Rewrite the lines from the start of the records through the line containing "case-paragraph: The case", swapping "Married" for "Single" and keeping everything else the same.

• _Records to process_:
# # #

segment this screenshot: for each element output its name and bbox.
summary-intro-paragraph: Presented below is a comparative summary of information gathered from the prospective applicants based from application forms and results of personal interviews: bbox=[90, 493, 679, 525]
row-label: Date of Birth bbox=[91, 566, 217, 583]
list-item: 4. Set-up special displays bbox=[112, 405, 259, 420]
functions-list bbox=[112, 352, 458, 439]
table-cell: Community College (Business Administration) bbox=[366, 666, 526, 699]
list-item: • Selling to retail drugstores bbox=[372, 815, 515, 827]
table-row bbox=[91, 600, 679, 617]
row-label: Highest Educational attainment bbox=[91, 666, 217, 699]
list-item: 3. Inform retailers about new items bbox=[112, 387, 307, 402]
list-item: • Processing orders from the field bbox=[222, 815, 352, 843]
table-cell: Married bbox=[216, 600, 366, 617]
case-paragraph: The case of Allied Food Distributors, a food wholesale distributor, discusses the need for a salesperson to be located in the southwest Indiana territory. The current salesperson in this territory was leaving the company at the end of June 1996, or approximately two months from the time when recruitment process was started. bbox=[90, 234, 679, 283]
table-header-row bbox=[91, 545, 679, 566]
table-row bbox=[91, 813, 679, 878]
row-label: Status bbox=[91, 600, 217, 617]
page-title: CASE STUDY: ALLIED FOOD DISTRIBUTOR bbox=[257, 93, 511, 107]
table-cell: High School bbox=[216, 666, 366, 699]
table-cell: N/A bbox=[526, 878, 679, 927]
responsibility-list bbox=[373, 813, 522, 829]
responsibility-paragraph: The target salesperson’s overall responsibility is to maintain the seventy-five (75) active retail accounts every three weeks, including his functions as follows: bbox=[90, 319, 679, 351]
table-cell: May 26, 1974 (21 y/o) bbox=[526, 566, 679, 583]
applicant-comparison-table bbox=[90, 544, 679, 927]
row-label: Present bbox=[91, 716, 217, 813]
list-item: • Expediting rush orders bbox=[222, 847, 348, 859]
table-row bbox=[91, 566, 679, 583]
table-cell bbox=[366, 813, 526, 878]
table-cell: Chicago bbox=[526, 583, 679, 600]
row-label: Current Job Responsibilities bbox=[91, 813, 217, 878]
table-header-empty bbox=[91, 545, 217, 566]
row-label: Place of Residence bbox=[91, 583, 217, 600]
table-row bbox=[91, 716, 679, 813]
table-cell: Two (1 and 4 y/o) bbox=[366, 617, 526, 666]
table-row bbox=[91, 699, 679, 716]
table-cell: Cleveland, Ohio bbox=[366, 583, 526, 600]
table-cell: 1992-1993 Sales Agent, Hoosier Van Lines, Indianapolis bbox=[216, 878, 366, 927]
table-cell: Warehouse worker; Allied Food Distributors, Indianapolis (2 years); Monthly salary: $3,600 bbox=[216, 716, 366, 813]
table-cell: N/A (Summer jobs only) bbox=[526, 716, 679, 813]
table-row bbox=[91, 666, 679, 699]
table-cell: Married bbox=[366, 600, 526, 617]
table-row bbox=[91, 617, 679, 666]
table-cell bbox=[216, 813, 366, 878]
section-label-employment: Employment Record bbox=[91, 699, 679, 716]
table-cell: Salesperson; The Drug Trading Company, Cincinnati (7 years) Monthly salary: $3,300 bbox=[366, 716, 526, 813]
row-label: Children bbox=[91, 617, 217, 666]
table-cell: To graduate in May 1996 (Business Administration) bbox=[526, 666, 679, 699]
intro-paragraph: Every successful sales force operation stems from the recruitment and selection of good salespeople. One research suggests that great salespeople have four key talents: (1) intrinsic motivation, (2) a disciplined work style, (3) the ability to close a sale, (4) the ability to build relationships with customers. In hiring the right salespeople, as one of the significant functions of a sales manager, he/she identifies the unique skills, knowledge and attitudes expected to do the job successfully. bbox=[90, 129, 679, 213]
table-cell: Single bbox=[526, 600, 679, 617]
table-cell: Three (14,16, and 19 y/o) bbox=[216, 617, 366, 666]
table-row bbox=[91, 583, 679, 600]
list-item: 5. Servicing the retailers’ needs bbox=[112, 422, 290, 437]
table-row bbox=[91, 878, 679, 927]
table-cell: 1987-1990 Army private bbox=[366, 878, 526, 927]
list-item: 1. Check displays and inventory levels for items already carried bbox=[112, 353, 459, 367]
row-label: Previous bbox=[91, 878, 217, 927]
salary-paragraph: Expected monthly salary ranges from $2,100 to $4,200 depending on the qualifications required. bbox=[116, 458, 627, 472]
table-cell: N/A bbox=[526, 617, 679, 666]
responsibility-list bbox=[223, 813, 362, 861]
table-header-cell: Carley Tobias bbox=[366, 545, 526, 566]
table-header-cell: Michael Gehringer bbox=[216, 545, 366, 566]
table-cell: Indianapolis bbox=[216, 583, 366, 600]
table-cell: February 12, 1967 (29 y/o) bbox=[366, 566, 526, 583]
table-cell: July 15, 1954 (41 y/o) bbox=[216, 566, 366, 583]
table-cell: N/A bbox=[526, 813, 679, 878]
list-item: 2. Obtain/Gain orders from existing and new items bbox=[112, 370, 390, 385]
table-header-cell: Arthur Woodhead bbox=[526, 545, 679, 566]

# # #

• _Written reply_:
segment this screenshot: for each element output its name and bbox.
summary-intro-paragraph: Presented below is a comparative summary of information gathered from the prospective applicants based from application forms and results of personal interviews: bbox=[90, 493, 679, 525]
row-label: Date of Birth bbox=[91, 566, 217, 583]
list-item: 4. Set-up special displays bbox=[112, 405, 259, 420]
functions-list bbox=[112, 352, 458, 439]
table-cell: Community College (Business Administration) bbox=[366, 666, 526, 699]
list-item: • Selling to retail drugstores bbox=[372, 815, 515, 827]
table-row bbox=[91, 600, 679, 617]
row-label: Highest Educational attainment bbox=[91, 666, 217, 699]
list-item: 3. Inform retailers about new items bbox=[112, 387, 307, 402]
list-item: • Processing orders from the field bbox=[222, 815, 352, 843]
table-cell: Single bbox=[216, 600, 366, 617]
case-paragraph: The case of Allied Food Distributors, a food wholesale distributor, discusses the need for a salesperson to be located in the southwest Indiana territory. The current salesperson in this territory was leaving the company at the end of June 1996, or approximately two months from the time when recruitment process was started. bbox=[90, 234, 679, 283]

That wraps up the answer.